■ **Job**
Will you write out the data exactly, excluding every picture?

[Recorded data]

——————

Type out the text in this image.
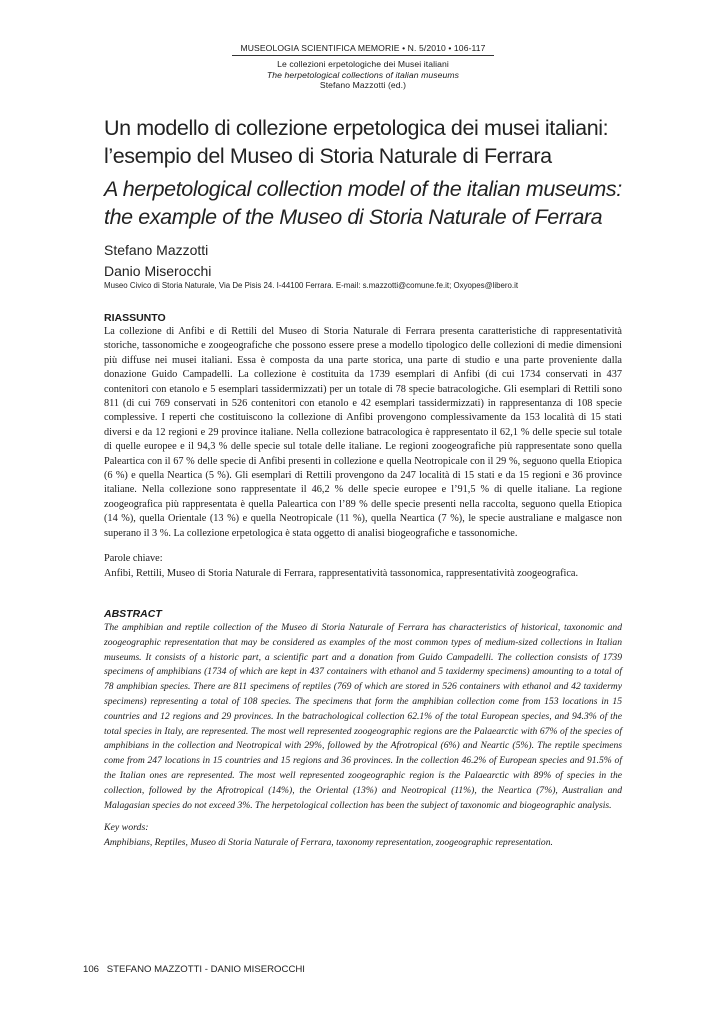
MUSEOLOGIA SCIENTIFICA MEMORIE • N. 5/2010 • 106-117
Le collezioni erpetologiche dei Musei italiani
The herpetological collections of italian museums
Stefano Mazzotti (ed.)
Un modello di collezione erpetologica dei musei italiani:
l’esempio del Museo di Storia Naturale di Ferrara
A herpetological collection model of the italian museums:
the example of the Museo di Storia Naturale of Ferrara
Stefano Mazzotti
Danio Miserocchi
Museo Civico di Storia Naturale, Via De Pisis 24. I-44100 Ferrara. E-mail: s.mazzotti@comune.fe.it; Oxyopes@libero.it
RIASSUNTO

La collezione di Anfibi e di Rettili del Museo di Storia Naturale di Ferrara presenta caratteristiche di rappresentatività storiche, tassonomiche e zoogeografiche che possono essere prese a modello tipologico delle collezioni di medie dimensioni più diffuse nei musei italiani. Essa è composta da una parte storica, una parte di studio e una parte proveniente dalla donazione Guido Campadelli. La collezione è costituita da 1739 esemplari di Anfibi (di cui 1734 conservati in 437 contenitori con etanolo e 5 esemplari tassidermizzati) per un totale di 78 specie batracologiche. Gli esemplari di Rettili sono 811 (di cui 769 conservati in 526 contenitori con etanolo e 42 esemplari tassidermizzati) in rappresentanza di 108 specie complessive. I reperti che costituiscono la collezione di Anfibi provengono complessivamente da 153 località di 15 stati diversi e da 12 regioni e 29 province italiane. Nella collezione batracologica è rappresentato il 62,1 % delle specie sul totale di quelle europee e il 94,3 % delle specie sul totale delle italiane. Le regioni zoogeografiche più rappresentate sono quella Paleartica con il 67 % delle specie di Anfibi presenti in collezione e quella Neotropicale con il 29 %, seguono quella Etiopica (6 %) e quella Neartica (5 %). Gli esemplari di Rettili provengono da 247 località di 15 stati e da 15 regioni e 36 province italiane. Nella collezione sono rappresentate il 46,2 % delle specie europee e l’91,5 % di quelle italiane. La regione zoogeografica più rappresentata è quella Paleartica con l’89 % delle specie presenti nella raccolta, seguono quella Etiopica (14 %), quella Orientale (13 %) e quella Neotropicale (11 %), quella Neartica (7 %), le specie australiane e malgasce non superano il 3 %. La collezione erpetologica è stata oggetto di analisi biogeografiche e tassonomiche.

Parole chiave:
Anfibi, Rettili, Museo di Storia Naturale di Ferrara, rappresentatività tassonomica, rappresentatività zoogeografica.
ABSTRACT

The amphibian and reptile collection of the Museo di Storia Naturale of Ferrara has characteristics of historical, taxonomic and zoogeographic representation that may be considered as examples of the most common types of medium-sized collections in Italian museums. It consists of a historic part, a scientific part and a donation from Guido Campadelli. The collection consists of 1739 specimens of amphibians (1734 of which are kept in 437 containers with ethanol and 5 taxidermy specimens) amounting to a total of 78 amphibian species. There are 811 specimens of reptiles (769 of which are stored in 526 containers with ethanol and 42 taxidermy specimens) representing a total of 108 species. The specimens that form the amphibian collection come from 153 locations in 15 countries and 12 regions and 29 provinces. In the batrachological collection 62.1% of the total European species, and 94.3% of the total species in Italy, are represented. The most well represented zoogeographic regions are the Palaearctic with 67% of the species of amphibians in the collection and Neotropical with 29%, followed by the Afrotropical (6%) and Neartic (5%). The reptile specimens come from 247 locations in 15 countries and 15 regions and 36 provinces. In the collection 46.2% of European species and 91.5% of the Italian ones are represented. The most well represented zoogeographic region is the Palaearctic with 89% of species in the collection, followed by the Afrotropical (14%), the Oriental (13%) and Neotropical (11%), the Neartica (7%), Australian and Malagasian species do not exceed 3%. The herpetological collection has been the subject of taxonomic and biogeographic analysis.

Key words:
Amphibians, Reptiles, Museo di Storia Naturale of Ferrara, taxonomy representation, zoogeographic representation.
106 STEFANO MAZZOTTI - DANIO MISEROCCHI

——————

■ **Answer in full**
Type out the text in this image.
MUSEOLOGIA SCIENTIFICA MEMORIE • N. 5/2010 • 106-117
Le collezioni erpetologiche dei Musei italiani
The herpetological collections of italian museums
Stefano Mazzotti (ed.)
Un modello di collezione erpetologica dei musei italiani:
l’esempio del Museo di Storia Naturale di Ferrara
A herpetological collection model of the italian museums:
the example of the Museo di Storia Naturale of Ferrara
Stefano Mazzotti
Danio Miserocchi
Museo Civico di Storia Naturale, Via De Pisis 24. I-44100 Ferrara. E-mail: s.mazzotti@comune.fe.it; Oxyopes@libero.it
RIASSUNTO

La collezione di Anfibi e di Rettili del Museo di Storia Naturale di Ferrara presenta caratteristiche di rappresentatività storiche, tassonomiche e zoogeografiche che possono essere prese a modello tipologico delle collezioni di medie dimensioni più diffuse nei musei italiani. Essa è composta da una parte storica, una parte di studio e una parte proveniente dalla donazione Guido Campadelli. La collezione è costituita da 1739 esemplari di Anfibi (di cui 1734 conservati in 437 contenitori con etanolo e 5 esemplari tassidermizzati) per un totale di 78 specie batracologiche. Gli esemplari di Rettili sono 811 (di cui 769 conservati in 526 contenitori con etanolo e 42 esemplari tassidermizzati) in rappresentanza di 108 specie complessive. I reperti che costituiscono la collezione di Anfibi provengono complessivamente da 153 località di 15 stati diversi e da 12 regioni e 29 province italiane. Nella collezione batracologica è rappresentato il 62,1 % delle specie sul totale di quelle europee e il 94,3 % delle specie sul totale delle italiane. Le regioni zoogeografiche più rappresentate sono quella Paleartica con il 67 % delle specie di Anfibi presenti in collezione e quella Neotropicale con il 29 %, seguono quella Etiopica (6 %) e quella Neartica (5 %). Gli esemplari di Rettili provengono da 247 località di 15 stati e da 15 regioni e 36 province italiane. Nella collezione sono rappresentate il 46,2 % delle specie europee e l’91,5 % di quelle italiane. La regione zoogeografica più rappresentata è quella Paleartica con l’89 % delle specie presenti nella raccolta, seguono quella Etiopica (14 %), quella Orientale (13 %) e quella Neotropicale (11 %), quella Neartica (7 %), le specie australiane e malgasce non superano il 3 %. La collezione erpetologica è stata oggetto di analisi biogeografiche e tassonomiche.

Parole chiave:
Anfibi, Rettili, Museo di Storia Naturale di Ferrara, rappresentatività tassonomica, rappresentatività zoogeografica.
ABSTRACT

The amphibian and reptile collection of the Museo di Storia Naturale of Ferrara has characteristics of historical, taxonomic and zoogeographic representation that may be considered as examples of the most common types of medium-sized collections in Italian museums. It consists of a historic part, a scientific part and a donation from Guido Campadelli. The collection consists of 1739 specimens of amphibians (1734 of which are kept in 437 containers with ethanol and 5 taxidermy specimens) amounting to a total of 78 amphibian species. There are 811 specimens of reptiles (769 of which are stored in 526 containers with ethanol and 42 taxidermy specimens) representing a total of 108 species. The specimens that form the amphibian collection come from 153 locations in 15 countries and 12 regions and 29 provinces. In the batrachological collection 62.1% of the total European species, and 94.3% of the total species in Italy, are represented. The most well represented zoogeographic regions are the Palaearctic with 67% of the species of amphibians in the collection and Neotropical with 29%, followed by the Afrotropical (6%) and Neartic (5%). The reptile specimens come from 247 locations in 15 countries and 15 regions and 36 provinces. In the collection 46.2% of European species and 91.5% of the Italian ones are represented. The most well represented zoogeographic region is the Palaearctic with 89% of species in the collection, followed by the Afrotropical (14%), the Oriental (13%) and Neotropical (11%), the Neartica (7%), Australian and Malagasian species do not exceed 3%. The herpetological collection has been the subject of taxonomic and biogeographic analysis.

Key words:
Amphibians, Reptiles, Museo di Storia Naturale of Ferrara, taxonomy representation, zoogeographic representation.
106 STEFANO MAZZOTTI - DANIO MISEROCCHI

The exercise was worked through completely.